(Dataset entries on figures)
************

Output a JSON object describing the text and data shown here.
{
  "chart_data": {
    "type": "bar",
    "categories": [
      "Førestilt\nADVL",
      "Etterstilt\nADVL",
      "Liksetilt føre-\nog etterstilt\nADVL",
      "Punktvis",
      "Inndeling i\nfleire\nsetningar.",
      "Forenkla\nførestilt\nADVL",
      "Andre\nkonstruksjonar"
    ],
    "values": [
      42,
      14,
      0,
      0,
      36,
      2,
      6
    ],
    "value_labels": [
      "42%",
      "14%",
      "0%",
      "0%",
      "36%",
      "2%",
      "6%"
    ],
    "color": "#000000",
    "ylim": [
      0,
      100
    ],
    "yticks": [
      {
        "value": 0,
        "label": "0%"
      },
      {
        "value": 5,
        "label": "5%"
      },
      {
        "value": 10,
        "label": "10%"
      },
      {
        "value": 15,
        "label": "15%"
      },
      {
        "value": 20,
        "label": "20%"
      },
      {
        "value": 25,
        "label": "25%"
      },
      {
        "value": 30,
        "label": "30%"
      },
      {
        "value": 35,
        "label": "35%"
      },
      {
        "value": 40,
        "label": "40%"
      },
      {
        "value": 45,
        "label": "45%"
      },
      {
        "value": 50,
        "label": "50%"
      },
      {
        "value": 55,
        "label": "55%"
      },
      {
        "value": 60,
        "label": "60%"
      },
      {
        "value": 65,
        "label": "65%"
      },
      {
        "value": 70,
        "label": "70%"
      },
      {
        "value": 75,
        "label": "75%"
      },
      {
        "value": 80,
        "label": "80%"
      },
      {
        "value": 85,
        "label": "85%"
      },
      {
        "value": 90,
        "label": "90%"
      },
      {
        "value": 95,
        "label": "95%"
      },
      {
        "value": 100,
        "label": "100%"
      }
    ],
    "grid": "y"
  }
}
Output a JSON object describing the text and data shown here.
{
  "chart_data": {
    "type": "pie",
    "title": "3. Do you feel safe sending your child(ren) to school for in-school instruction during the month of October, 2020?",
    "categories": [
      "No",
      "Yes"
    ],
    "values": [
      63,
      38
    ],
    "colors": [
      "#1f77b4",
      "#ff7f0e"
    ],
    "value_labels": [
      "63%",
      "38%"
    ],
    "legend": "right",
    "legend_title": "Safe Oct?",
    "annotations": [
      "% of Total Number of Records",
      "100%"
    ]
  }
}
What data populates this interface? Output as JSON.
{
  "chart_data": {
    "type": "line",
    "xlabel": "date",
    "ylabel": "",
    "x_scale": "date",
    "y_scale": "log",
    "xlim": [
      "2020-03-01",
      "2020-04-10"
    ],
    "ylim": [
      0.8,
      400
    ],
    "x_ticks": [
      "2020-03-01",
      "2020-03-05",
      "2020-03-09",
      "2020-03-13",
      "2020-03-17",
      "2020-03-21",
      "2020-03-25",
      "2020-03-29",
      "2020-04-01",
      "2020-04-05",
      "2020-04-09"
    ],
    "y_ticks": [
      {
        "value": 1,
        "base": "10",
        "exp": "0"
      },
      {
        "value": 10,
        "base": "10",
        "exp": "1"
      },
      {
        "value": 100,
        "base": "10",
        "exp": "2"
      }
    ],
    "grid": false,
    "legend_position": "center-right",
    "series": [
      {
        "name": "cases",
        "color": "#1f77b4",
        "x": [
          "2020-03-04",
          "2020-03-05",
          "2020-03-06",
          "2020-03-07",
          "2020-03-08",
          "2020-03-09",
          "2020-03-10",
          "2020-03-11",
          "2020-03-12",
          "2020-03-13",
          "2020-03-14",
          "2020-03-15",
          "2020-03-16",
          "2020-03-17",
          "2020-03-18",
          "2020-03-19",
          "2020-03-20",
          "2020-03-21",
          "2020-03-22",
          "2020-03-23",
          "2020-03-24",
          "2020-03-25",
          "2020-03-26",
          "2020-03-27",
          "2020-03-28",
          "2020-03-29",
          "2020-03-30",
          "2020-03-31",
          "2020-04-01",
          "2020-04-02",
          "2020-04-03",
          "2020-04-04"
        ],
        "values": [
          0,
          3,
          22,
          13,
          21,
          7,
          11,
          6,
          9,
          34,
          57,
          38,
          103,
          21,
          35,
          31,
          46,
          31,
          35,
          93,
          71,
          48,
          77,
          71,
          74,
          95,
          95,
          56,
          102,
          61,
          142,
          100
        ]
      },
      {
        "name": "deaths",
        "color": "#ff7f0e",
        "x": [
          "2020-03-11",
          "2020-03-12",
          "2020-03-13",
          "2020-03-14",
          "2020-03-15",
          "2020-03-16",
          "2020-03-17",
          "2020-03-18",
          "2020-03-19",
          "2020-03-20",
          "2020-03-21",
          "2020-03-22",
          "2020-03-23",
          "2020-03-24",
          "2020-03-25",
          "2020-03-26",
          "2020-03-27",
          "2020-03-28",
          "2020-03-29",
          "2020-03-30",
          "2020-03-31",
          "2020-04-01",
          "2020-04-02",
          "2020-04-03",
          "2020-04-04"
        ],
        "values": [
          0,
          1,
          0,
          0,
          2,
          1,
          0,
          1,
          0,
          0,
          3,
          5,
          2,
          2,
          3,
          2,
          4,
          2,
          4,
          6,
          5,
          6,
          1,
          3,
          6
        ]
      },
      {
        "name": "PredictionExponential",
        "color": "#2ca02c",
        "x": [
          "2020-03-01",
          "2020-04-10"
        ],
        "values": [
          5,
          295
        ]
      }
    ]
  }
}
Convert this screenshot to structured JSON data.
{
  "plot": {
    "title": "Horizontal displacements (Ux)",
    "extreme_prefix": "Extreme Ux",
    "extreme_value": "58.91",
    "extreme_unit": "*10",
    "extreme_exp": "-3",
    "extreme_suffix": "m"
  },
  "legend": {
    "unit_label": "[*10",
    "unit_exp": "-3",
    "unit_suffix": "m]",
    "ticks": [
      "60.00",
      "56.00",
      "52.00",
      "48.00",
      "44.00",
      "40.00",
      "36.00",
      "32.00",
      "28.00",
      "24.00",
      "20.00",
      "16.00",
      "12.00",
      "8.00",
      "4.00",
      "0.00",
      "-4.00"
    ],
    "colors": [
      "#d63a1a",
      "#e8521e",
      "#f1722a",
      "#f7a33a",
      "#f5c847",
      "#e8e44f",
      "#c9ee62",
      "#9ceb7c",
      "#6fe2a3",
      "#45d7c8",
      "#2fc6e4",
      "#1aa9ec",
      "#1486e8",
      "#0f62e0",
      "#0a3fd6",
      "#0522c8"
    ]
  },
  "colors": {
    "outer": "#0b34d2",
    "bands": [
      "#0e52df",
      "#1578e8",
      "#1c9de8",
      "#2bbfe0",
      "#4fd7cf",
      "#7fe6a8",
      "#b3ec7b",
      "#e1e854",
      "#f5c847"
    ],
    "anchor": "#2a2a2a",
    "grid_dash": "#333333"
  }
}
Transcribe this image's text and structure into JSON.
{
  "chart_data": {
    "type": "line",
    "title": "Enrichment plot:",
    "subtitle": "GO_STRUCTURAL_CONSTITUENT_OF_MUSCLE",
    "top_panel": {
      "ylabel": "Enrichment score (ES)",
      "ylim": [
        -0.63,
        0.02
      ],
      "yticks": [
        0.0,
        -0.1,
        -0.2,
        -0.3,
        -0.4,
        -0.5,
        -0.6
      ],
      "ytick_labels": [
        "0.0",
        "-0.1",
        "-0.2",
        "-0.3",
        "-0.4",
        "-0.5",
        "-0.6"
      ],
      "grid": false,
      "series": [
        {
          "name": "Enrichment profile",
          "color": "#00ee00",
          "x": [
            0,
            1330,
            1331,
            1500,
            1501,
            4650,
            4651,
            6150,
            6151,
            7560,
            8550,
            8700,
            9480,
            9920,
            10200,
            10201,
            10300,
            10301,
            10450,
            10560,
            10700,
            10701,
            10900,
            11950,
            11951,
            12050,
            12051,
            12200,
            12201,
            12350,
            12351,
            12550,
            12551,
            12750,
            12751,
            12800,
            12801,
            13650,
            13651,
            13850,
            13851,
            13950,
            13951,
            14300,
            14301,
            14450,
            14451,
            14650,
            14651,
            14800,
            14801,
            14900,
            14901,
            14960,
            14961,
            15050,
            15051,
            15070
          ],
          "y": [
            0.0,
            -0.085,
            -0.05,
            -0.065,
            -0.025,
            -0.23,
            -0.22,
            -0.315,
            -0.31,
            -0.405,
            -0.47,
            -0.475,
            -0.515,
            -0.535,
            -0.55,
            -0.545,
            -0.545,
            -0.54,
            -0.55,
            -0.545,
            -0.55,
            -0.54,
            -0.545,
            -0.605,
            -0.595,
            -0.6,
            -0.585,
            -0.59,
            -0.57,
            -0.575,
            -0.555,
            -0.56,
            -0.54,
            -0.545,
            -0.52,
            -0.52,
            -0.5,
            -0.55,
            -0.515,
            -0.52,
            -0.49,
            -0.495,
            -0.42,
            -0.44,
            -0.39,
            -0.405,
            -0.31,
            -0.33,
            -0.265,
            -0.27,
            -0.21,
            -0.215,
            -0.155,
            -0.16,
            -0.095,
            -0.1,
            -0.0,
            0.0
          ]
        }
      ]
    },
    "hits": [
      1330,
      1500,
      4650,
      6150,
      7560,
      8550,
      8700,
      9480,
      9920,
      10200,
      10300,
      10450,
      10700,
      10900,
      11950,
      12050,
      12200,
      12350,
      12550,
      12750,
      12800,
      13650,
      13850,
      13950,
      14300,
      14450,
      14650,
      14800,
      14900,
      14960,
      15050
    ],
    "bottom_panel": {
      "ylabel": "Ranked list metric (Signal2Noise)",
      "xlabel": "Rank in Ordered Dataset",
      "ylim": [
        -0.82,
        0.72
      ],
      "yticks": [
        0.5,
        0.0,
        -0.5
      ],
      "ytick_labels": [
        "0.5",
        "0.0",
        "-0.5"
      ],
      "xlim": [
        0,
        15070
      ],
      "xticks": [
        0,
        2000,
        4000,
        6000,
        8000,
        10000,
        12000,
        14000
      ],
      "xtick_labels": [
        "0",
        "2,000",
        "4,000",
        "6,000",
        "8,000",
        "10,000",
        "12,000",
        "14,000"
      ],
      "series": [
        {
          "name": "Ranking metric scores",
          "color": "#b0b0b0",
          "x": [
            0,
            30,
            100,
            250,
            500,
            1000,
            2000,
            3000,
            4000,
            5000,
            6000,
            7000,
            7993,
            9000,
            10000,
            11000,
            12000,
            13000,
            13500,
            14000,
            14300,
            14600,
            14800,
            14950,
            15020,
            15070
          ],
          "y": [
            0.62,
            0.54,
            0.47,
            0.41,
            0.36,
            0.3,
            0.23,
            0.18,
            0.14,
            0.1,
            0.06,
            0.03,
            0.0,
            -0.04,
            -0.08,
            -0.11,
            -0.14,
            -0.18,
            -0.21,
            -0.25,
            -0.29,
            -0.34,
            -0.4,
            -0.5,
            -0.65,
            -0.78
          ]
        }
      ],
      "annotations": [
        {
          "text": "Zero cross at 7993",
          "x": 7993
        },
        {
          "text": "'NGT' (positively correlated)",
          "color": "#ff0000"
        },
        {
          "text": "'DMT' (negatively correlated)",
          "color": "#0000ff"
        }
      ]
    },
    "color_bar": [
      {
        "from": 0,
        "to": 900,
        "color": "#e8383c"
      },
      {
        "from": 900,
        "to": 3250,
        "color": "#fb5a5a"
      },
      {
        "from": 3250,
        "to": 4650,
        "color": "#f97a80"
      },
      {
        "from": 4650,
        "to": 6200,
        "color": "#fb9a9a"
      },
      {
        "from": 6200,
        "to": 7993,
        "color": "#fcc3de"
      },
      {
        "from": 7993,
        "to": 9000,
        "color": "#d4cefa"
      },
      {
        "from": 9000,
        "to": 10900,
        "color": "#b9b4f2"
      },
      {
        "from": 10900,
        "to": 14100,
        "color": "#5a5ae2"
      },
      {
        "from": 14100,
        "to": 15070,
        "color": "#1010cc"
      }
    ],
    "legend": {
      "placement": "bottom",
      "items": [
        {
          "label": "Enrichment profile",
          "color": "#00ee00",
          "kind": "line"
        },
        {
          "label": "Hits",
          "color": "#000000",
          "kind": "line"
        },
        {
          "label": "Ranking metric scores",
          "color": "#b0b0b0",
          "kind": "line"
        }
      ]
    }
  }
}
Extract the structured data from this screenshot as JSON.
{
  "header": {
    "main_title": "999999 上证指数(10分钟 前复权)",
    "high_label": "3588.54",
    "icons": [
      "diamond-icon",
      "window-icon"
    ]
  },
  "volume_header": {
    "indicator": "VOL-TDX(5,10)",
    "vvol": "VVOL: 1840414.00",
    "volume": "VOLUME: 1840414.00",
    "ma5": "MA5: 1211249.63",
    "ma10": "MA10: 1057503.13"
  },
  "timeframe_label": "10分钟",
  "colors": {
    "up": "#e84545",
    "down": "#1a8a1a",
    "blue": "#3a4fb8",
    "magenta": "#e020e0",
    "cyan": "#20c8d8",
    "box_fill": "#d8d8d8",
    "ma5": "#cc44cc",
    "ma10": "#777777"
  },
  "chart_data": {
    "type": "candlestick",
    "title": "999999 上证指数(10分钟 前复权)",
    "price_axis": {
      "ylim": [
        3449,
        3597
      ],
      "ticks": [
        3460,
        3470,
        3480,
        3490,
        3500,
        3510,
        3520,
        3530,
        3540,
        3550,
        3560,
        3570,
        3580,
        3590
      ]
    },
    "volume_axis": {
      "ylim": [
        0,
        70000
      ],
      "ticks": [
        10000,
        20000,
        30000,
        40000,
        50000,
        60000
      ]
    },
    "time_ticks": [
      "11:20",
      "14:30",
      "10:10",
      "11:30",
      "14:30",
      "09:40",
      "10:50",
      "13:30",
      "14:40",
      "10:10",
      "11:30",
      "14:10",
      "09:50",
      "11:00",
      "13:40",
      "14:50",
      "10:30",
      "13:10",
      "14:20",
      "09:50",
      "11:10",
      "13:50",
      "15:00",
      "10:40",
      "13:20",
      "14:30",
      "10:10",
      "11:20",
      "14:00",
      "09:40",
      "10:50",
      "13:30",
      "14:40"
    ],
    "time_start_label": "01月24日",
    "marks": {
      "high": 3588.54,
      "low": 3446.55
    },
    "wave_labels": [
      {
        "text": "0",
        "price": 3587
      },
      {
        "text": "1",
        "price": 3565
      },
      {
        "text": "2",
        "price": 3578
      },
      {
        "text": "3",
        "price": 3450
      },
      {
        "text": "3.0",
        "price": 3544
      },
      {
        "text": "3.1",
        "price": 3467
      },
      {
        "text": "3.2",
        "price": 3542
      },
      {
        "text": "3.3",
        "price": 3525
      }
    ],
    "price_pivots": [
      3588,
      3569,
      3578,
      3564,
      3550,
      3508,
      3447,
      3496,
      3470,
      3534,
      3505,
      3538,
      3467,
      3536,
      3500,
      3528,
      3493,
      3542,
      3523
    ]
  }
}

************

> **Directive**: Where does the word "right" appear? Return each line that holds it.

> **Response to this exercise**:
    "legend": "right",
    "legend_position": "center-right",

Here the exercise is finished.